─── Records for this task ───
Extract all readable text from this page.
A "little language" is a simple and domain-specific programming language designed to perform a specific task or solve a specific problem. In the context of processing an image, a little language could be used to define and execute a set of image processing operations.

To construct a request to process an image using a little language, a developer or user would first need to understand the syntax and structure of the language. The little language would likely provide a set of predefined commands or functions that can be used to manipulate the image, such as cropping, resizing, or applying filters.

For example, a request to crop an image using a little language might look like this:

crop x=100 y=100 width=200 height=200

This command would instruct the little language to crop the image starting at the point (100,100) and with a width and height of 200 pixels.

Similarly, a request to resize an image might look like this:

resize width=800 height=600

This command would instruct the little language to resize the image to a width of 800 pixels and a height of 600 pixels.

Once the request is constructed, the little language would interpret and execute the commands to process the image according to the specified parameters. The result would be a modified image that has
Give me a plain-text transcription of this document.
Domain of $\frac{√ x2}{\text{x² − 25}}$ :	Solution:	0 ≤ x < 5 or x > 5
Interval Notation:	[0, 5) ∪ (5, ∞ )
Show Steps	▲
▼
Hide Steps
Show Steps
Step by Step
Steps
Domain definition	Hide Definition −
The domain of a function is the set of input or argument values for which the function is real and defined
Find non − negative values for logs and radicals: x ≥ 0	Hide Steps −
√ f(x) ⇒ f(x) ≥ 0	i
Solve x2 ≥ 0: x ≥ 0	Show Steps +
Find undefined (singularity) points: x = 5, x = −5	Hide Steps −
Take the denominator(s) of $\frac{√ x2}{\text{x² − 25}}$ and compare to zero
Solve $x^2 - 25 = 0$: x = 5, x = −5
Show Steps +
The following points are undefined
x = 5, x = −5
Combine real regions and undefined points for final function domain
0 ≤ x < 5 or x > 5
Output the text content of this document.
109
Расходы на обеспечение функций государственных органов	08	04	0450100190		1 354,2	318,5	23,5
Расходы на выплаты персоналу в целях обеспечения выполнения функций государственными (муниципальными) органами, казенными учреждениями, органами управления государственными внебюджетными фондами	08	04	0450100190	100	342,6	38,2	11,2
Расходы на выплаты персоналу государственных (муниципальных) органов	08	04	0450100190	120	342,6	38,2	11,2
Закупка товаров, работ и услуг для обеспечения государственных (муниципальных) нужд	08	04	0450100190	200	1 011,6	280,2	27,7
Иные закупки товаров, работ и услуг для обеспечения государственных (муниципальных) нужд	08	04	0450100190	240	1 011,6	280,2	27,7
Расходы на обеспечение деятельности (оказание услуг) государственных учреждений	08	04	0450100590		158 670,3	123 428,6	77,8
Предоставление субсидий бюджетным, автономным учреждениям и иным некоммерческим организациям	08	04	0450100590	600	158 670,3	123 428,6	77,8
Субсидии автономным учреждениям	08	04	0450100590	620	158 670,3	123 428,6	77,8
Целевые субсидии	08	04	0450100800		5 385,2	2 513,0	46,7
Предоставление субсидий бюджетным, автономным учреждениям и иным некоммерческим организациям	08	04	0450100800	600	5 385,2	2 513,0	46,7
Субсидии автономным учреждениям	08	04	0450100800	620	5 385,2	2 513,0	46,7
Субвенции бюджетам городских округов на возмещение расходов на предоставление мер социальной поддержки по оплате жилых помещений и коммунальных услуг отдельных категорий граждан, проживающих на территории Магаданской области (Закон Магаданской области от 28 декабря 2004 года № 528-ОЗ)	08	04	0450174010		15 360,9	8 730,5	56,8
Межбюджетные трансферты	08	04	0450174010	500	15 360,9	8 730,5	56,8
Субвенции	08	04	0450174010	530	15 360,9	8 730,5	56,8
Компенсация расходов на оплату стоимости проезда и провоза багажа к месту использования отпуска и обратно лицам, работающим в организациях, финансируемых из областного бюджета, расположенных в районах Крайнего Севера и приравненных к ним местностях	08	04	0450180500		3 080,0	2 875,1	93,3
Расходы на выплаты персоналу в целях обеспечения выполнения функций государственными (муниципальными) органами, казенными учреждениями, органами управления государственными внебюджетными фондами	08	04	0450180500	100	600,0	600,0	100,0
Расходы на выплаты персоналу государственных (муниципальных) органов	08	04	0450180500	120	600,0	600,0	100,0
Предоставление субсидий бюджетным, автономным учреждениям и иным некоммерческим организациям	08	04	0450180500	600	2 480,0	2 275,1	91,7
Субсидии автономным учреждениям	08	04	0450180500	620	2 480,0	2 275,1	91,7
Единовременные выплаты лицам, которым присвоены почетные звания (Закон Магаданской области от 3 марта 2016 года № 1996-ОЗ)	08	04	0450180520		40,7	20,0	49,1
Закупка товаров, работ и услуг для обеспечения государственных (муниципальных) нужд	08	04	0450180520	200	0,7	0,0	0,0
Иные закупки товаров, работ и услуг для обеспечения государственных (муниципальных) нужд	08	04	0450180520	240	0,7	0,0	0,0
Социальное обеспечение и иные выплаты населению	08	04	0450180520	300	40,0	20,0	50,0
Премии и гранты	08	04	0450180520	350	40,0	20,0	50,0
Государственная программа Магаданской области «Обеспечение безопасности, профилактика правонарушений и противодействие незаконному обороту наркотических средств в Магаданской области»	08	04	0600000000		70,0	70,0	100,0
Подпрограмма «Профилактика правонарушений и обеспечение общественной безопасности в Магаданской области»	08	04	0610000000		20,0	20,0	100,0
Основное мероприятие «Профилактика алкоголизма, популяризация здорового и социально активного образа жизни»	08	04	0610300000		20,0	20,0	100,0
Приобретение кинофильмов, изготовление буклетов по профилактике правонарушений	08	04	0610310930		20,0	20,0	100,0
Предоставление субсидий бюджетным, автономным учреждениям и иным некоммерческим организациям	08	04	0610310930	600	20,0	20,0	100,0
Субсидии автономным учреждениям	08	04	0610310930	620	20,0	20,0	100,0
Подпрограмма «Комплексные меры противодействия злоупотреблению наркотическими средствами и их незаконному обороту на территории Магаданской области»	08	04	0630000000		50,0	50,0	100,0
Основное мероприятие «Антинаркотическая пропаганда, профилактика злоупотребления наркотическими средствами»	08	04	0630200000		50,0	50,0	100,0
───
**Given task**
Copy out every line in the entries above that holds "Steps".

**Reply to the exercise**
Show Steps	▲
Hide Steps
Show Steps
Steps
Find non − negative values for logs and radicals: x ≥ 0	Hide Steps −
Solve x2 ≥ 0: x ≥ 0	Show Steps +
Find undefined (singularity) points: x = 5, x = −5	Hide Steps −
Show Steps +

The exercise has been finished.